── Supplied data ──

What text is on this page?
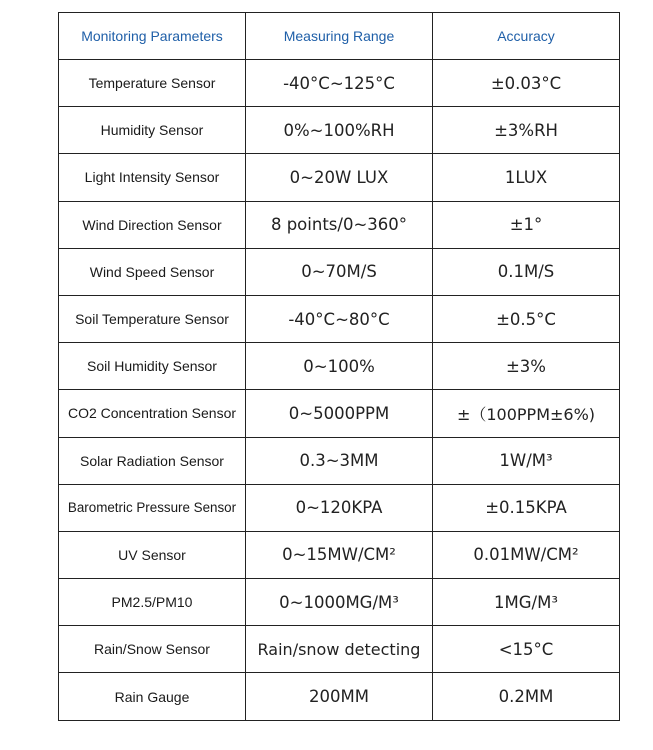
Monitoring Parameters	Measuring Range	Accuracy
Temperature Sensor	-40°C~125°C	±0.03°C
Humidity Sensor	0%~100%RH	±3%RH
Light Intensity Sensor	0~20W LUX	1LUX
Wind Direction Sensor	8 points/0~360°	±1°
Wind Speed Sensor	0~70M/S	0.1M/S
Soil Temperature Sensor	-40°C~80°C	±0.5°C
Soil Humidity Sensor	0~100%	±3%
CO2 Concentration Sensor	0~5000PPM	±（100PPM±6%)
Solar Radiation Sensor	0.3~3MM	1W/M³
Barometric Pressure Sensor	0~120KPA	±0.15KPA
UV Sensor	0~15MW/CM²	0.01MW/CM²
PM2.5/PM10	0~1000MG/M³	1MG/M³
Rain/Snow Sensor	Rain/snow detecting	<15°C
Rain Gauge	200MM	0.2MM
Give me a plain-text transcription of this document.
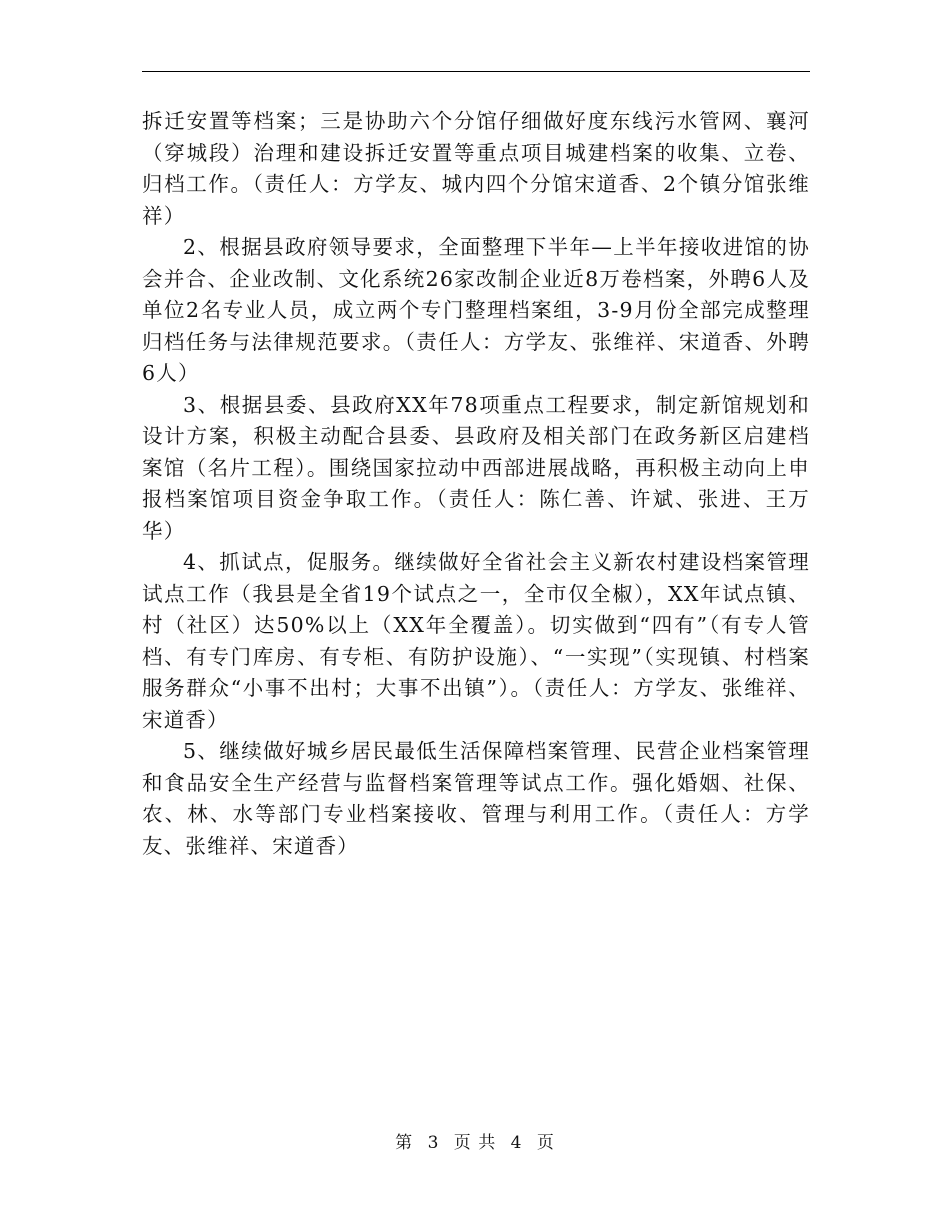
拆迁安置等档案；三是协助六个分馆仔细做好度东线污水管网、襄河（穿城段）治理和建设拆迁安置等重点项目城建档案的收集、立卷、归档工作。（责任人：方学友、城内四个分馆宋道香、2个镇分馆张维祥）

2、根据县政府领导要求，全面整理下半年—上半年接收进馆的协会并合、企业改制、文化系统26家改制企业近8万卷档案，外聘6人及单位2名专业人员，成立两个专门整理档案组，3-9月份全部完成整理归档任务与法律规范要求。（责任人：方学友、张维祥、宋道香、外聘6人）

3、根据县委、县政府XX年78项重点工程要求，制定新馆规划和设计方案，积极主动配合县委、县政府及相关部门在政务新区启建档案馆（名片工程）。围绕国家拉动中西部进展战略，再积极主动向上申报档案馆项目资金争取工作。（责任人：陈仁善、许斌、张进、王万华）

4、抓试点，促服务。继续做好全省社会主义新农村建设档案管理试点工作（我县是全省19个试点之一，全市仅全椒），XX年试点镇、村（社区）达50%以上（XX年全覆盖）。切实做到“四有”（有专人管档、有专门库房、有专柜、有防护设施）、“一实现”（实现镇、村档案服务群众“小事不出村；大事不出镇”）。（责任人：方学友、张维祥、宋道香）

5、继续做好城乡居民最低生活保障档案管理、民营企业档案管理和食品安全生产经营与监督档案管理等试点工作。强化婚姻、社保、农、林、水等部门专业档案接收、管理与利用工作。（责任人：方学友、张维祥、宋道香）

第 3 页 共 4 页
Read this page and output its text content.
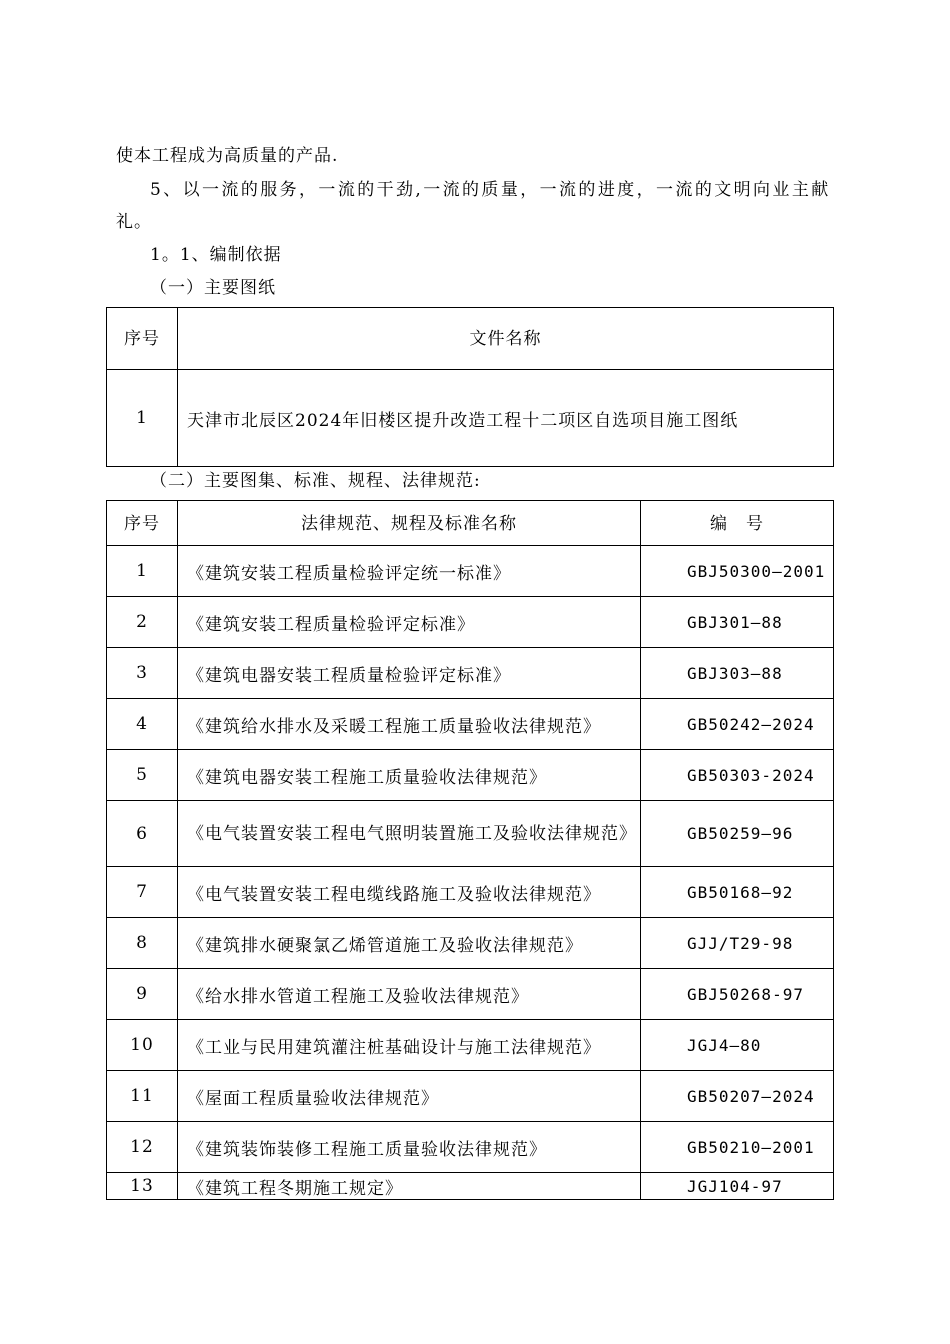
使本工程成为高质量的产品.
5、以一流的服务，一流的干劲,一流的质量，一流的进度，一流的文明向业主献
礼。
1。1、编制依据
（一）主要图纸
序号	文件名称
1	天津市北辰区2024年旧楼区提升改造工程十二项区自选项目施工图纸
（二）主要图集、标准、规程、法律规范:
序号	法律规范、规程及标准名称	编　号
1	《建筑安装工程质量检验评定统一标准》	GBJ50300—2001
2	《建筑安装工程质量检验评定标准》	GBJ301—88
3	《建筑电器安装工程质量检验评定标准》	GBJ303—88
4	《建筑给水排水及采暖工程施工质量验收法律规范》	GB50242—2024
5	《建筑电器安装工程施工质量验收法律规范》	GB50303-2024
6	《电气装置安装工程电气照明装置施工及验收法律规范》	GB50259—96
7	《电气装置安装工程电缆线路施工及验收法律规范》	GB50168—92
8	《建筑排水硬聚氯乙烯管道施工及验收法律规范》	GJJ/T29-98
9	《给水排水管道工程施工及验收法律规范》	GBJ50268-97
10	《工业与民用建筑灌注桩基础设计与施工法律规范》	JGJ4—80
11	《屋面工程质量验收法律规范》	GB50207—2024
12	《建筑装饰装修工程施工质量验收法律规范》	GB50210—2001
13	《建筑工程冬期施工规定》	JGJ104-97
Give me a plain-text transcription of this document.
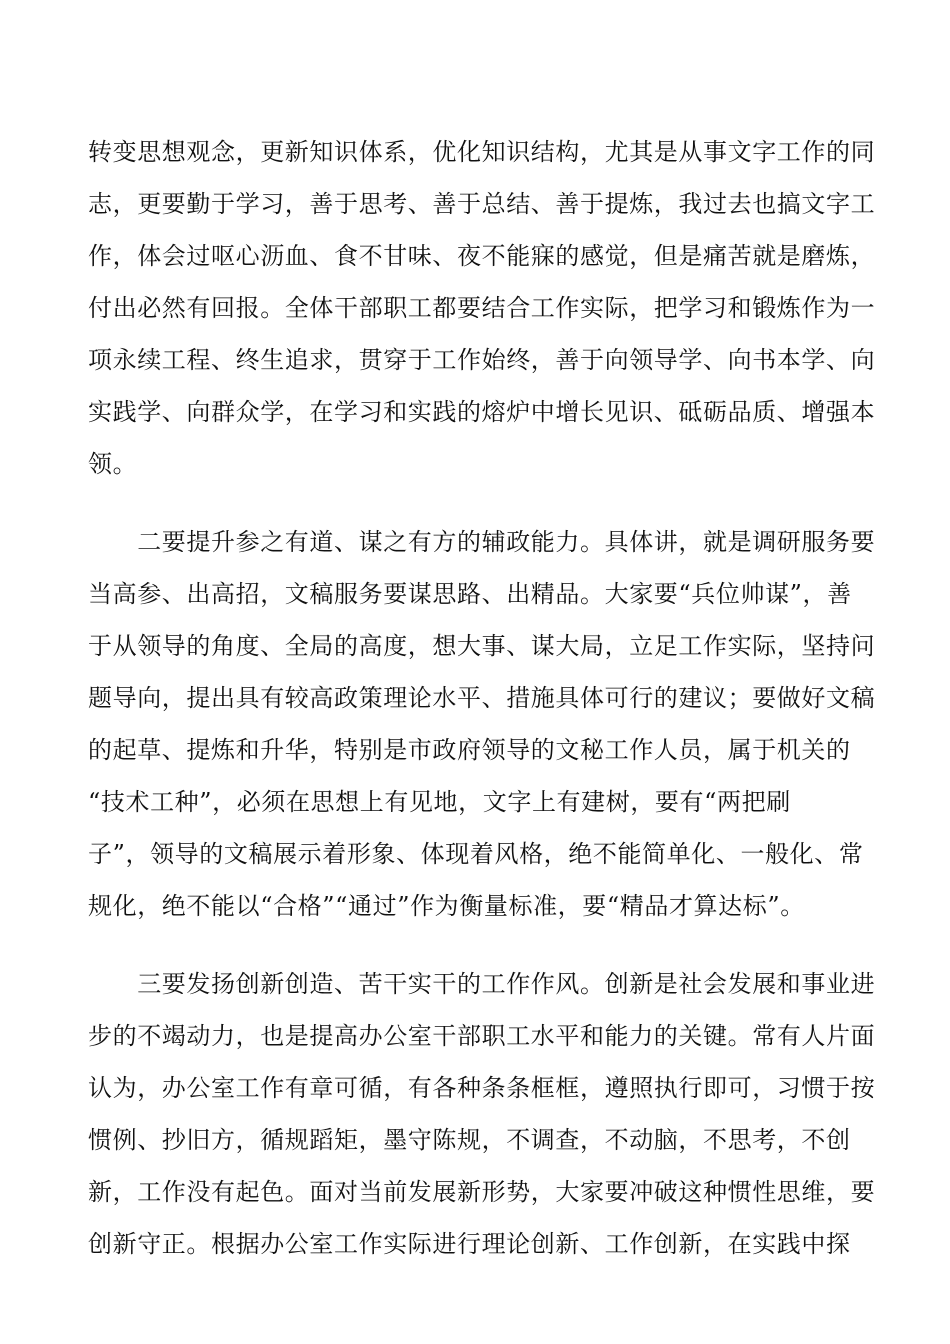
转变思想观念，更新知识体系，优化知识结构，尤其是从事文字工作的同
志，更要勤于学习，善于思考、善于总结、善于提炼，我过去也搞文字工
作，体会过呕心沥血、食不甘味、夜不能寐的感觉，但是痛苦就是磨炼，
付出必然有回报。全体干部职工都要结合工作实际，把学习和锻炼作为一
项永续工程、终生追求，贯穿于工作始终，善于向领导学、向书本学、向
实践学、向群众学，在学习和实践的熔炉中增长见识、砥砺品质、增强本
领。
　　二要提升参之有道、谋之有方的辅政能力。具体讲，就是调研服务要
当高参、出高招，文稿服务要谋思路、出精品。大家要“兵位帅谋”，善
于从领导的角度、全局的高度，想大事、谋大局，立足工作实际，坚持问
题导向，提出具有较高政策理论水平、措施具体可行的建议；要做好文稿
的起草、提炼和升华，特别是市政府领导的文秘工作人员，属于机关的
“技术工种”，必须在思想上有见地，文字上有建树，要有“两把刷
子”，领导的文稿展示着形象、体现着风格，绝不能简单化、一般化、常
规化，绝不能以“合格”“通过”作为衡量标准，要“精品才算达标”。
　　三要发扬创新创造、苦干实干的工作作风。创新是社会发展和事业进
步的不竭动力，也是提高办公室干部职工水平和能力的关键。常有人片面
认为，办公室工作有章可循，有各种条条框框，遵照执行即可，习惯于按
惯例、抄旧方，循规蹈矩，墨守陈规，不调查，不动脑，不思考，不创
新，工作没有起色。面对当前发展新形势，大家要冲破这种惯性思维，要
创新守正。根据办公室工作实际进行理论创新、工作创新，在实践中探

───

## Given exercise
Search the entries for the word "Humidity" and pick out every line that holds it.

## Answer to the problem
Humidity Sensor	0%~100%RH	±3%RH
Soil Humidity Sensor	0~100%	±3%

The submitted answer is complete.